▶ **Stated goal**
Repeat the entire listing exactly.
## start Material for this task
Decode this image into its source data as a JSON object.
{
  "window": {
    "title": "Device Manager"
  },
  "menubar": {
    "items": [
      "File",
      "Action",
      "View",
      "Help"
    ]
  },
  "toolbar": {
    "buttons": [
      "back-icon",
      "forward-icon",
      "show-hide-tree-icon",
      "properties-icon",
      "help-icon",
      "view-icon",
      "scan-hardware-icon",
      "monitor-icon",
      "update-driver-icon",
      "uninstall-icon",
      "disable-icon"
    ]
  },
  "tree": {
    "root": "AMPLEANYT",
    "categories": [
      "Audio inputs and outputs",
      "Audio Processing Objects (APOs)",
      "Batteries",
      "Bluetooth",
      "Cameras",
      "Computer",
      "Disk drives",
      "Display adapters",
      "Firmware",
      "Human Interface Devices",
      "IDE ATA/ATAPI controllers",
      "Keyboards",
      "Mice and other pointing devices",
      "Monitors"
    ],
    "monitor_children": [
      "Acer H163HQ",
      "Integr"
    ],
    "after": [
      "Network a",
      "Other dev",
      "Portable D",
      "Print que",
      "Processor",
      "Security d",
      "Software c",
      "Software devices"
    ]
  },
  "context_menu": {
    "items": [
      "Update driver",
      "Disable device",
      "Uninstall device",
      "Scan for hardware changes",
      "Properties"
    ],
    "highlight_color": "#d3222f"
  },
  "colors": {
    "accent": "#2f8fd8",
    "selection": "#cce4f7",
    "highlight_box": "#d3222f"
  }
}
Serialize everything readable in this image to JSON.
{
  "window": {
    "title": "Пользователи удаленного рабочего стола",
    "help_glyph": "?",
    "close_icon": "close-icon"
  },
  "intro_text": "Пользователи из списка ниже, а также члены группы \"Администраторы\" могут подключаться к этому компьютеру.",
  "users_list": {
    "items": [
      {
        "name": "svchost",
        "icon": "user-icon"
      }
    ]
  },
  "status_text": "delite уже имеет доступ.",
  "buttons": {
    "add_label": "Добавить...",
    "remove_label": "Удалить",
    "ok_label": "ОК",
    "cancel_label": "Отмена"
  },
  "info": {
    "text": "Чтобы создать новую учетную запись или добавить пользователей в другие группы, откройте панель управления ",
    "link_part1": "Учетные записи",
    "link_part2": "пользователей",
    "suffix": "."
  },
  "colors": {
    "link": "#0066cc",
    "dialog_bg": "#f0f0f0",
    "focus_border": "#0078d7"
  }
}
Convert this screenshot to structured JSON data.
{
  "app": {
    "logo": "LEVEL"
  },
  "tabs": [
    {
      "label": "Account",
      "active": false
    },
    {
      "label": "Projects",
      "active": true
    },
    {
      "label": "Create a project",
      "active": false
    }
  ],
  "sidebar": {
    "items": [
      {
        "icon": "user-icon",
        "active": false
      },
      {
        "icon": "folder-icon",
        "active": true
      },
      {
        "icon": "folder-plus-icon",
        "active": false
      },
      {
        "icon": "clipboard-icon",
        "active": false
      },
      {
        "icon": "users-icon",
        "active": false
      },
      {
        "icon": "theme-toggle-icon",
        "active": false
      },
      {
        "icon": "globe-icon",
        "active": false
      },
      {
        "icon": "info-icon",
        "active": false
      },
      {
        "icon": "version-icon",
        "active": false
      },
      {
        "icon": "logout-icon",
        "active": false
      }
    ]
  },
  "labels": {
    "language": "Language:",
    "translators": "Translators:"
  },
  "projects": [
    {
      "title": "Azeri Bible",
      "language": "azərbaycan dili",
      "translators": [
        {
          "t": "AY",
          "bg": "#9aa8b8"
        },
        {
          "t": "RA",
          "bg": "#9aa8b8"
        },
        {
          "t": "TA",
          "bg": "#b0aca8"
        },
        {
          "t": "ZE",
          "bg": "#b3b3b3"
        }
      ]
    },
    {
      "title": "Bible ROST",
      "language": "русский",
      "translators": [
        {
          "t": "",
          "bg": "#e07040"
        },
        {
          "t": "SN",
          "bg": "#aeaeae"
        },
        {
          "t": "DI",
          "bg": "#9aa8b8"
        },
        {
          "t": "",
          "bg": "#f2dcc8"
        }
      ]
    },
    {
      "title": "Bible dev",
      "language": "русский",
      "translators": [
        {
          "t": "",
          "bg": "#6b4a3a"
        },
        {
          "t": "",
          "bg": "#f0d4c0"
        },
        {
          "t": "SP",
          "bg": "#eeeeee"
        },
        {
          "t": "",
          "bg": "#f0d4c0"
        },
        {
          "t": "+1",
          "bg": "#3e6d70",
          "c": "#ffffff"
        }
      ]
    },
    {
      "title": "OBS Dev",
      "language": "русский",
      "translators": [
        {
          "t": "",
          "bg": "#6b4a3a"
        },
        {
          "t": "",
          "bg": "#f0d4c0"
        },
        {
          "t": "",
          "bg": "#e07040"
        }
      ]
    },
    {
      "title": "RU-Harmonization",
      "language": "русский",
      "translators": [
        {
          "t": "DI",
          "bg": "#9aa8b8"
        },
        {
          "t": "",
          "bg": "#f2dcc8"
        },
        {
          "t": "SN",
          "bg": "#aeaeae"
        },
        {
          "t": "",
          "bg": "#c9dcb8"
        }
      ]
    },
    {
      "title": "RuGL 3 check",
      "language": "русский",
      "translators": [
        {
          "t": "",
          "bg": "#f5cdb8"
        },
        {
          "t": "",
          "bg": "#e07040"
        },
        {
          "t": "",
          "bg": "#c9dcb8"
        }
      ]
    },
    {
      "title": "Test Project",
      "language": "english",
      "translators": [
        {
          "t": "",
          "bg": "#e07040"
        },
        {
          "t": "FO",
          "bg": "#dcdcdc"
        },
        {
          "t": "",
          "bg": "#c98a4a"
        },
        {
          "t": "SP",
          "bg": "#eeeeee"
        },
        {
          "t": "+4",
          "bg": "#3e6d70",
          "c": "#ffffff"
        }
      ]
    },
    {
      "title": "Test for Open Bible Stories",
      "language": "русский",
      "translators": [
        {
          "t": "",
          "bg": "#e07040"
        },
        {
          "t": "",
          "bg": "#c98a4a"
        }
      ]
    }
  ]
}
## end Material for this task
▶ **Solution**
Decode this image into its source data as a JSON object.
{
  "window": {
    "title": "Device Manager"
  },
  "menubar": {
    "items": [
      "File",
      "Action",
      "View",
      "Help"
    ]
  },
  "toolbar": {
    "buttons": [
      "back-icon",
      "forward-icon",
      "show-hide-tree-icon",
      "properties-icon",
      "help-icon",
      "view-icon",
      "scan-hardware-icon",
      "monitor-icon",
      "update-driver-icon",
      "uninstall-icon",
      "disable-icon"
    ]
  },
  "tree": {
    "root": "AMPLEANYT",
    "categories": [
      "Audio inputs and outputs",
      "Audio Processing Objects (APOs)",
      "Batteries",
      "Bluetooth",
      "Cameras",
      "Computer",
      "Disk drives",
      "Display adapters",
      "Firmware",
      "Human Interface Devices",
      "IDE ATA/ATAPI controllers",
      "Keyboards",
      "Mice and other pointing devices",
      "Monitors"
    ],
    "monitor_children": [
      "Acer H163HQ",
      "Integr"
    ],
    "after": [
      "Network a",
      "Other dev",
      "Portable D",
      "Print que",
      "Processor",
      "Security d",
      "Software c",
      "Software devices"
    ]
  },
  "context_menu": {
    "items": [
      "Update driver",
      "Disable device",
      "Uninstall device",
      "Scan for hardware changes",
      "Properties"
    ],
    "highlight_color": "#d3222f"
  },
  "colors": {
    "accent": "#2f8fd8",
    "selection": "#cce4f7",
    "highlight_box": "#d3222f"
  }
}
Serialize everything readable in this image to JSON.
{
  "window": {
    "title": "Пользователи удаленного рабочего стола",
    "help_glyph": "?",
    "close_icon": "close-icon"
  },
  "intro_text": "Пользователи из списка ниже, а также члены группы \"Администраторы\" могут подключаться к этому компьютеру.",
  "users_list": {
    "items": [
      {
        "name": "svchost",
        "icon": "user-icon"
      }
    ]
  },
  "status_text": "delite уже имеет доступ.",
  "buttons": {
    "add_label": "Добавить...",
    "remove_label": "Удалить",
    "ok_label": "ОК",
    "cancel_label": "Отмена"
  },
  "info": {
    "text": "Чтобы создать новую учетную запись или добавить пользователей в другие группы, откройте панель управления ",
    "link_part1": "Учетные записи",
    "link_part2": "пользователей",
    "suffix": "."
  },
  "colors": {
    "link": "#0066cc",
    "dialog_bg": "#f0f0f0",
    "focus_border": "#0078d7"
  }
}
Convert this screenshot to structured JSON data.
{
  "app": {
    "logo": "LEVEL"
  },
  "tabs": [
    {
      "label": "Account",
      "active": false
    },
    {
      "label": "Projects",
      "active": true
    },
    {
      "label": "Create a project",
      "active": false
    }
  ],
  "sidebar": {
    "items": [
      {
        "icon": "user-icon",
        "active": false
      },
      {
        "icon": "folder-icon",
        "active": true
      },
      {
        "icon": "folder-plus-icon",
        "active": false
      },
      {
        "icon": "clipboard-icon",
        "active": false
      },
      {
        "icon": "users-icon",
        "active": false
      },
      {
        "icon": "theme-toggle-icon",
        "active": false
      },
      {
        "icon": "globe-icon",
        "active": false
      },
      {
        "icon": "info-icon",
        "active": false
      },
      {
        "icon": "version-icon",
        "active": false
      },
      {
        "icon": "logout-icon",
        "active": false
      }
    ]
  },
  "labels": {
    "language": "Language:",
    "translators": "Translators:"
  },
  "projects": [
    {
      "title": "Azeri Bible",
      "language": "azərbaycan dili",
      "translators": [
        {
          "t": "AY",
          "bg": "#9aa8b8"
        },
        {
          "t": "RA",
          "bg": "#9aa8b8"
        },
        {
          "t": "TA",
          "bg": "#b0aca8"
        },
        {
          "t": "ZE",
          "bg": "#b3b3b3"
        }
      ]
    },
    {
      "title": "Bible ROST",
      "language": "русский",
      "translators": [
        {
          "t": "",
          "bg": "#e07040"
        },
        {
          "t": "SN",
          "bg": "#aeaeae"
        },
        {
          "t": "DI",
          "bg": "#9aa8b8"
        },
        {
          "t": "",
          "bg": "#f2dcc8"
        }
      ]
    },
    {
      "title": "Bible dev",
      "language": "русский",
      "translators": [
        {
          "t": "",
          "bg": "#6b4a3a"
        },
        {
          "t": "",
          "bg": "#f0d4c0"
        },
        {
          "t": "SP",
          "bg": "#eeeeee"
        },
        {
          "t": "",
          "bg": "#f0d4c0"
        },
        {
          "t": "+1",
          "bg": "#3e6d70",
          "c": "#ffffff"
        }
      ]
    },
    {
      "title": "OBS Dev",
      "language": "русский",
      "translators": [
        {
          "t": "",
          "bg": "#6b4a3a"
        },
        {
          "t": "",
          "bg": "#f0d4c0"
        },
        {
          "t": "",
          "bg": "#e07040"
        }
      ]
    },
    {
      "title": "RU-Harmonization",
      "language": "русский",
      "translators": [
        {
          "t": "DI",
          "bg": "#9aa8b8"
        },
        {
          "t": "",
          "bg": "#f2dcc8"
        },
        {
          "t": "SN",
          "bg": "#aeaeae"
        },
        {
          "t": "",
          "bg": "#c9dcb8"
        }
      ]
    },
    {
      "title": "RuGL 3 check",
      "language": "русский",
      "translators": [
        {
          "t": "",
          "bg": "#f5cdb8"
        },
        {
          "t": "",
          "bg": "#e07040"
        },
        {
          "t": "",
          "bg": "#c9dcb8"
        }
      ]
    },
    {
      "title": "Test Project",
      "language": "english",
      "translators": [
        {
          "t": "",
          "bg": "#e07040"
        },
        {
          "t": "FO",
          "bg": "#dcdcdc"
        },
        {
          "t": "",
          "bg": "#c98a4a"
        },
        {
          "t": "SP",
          "bg": "#eeeeee"
        },
        {
          "t": "+4",
          "bg": "#3e6d70",
          "c": "#ffffff"
        }
      ]
    },
    {
      "title": "Test for Open Bible Stories",
      "language": "русский",
      "translators": [
        {
          "t": "",
          "bg": "#e07040"
        },
        {
          "t": "",
          "bg": "#c98a4a"
        }
      ]
    }
  ]
}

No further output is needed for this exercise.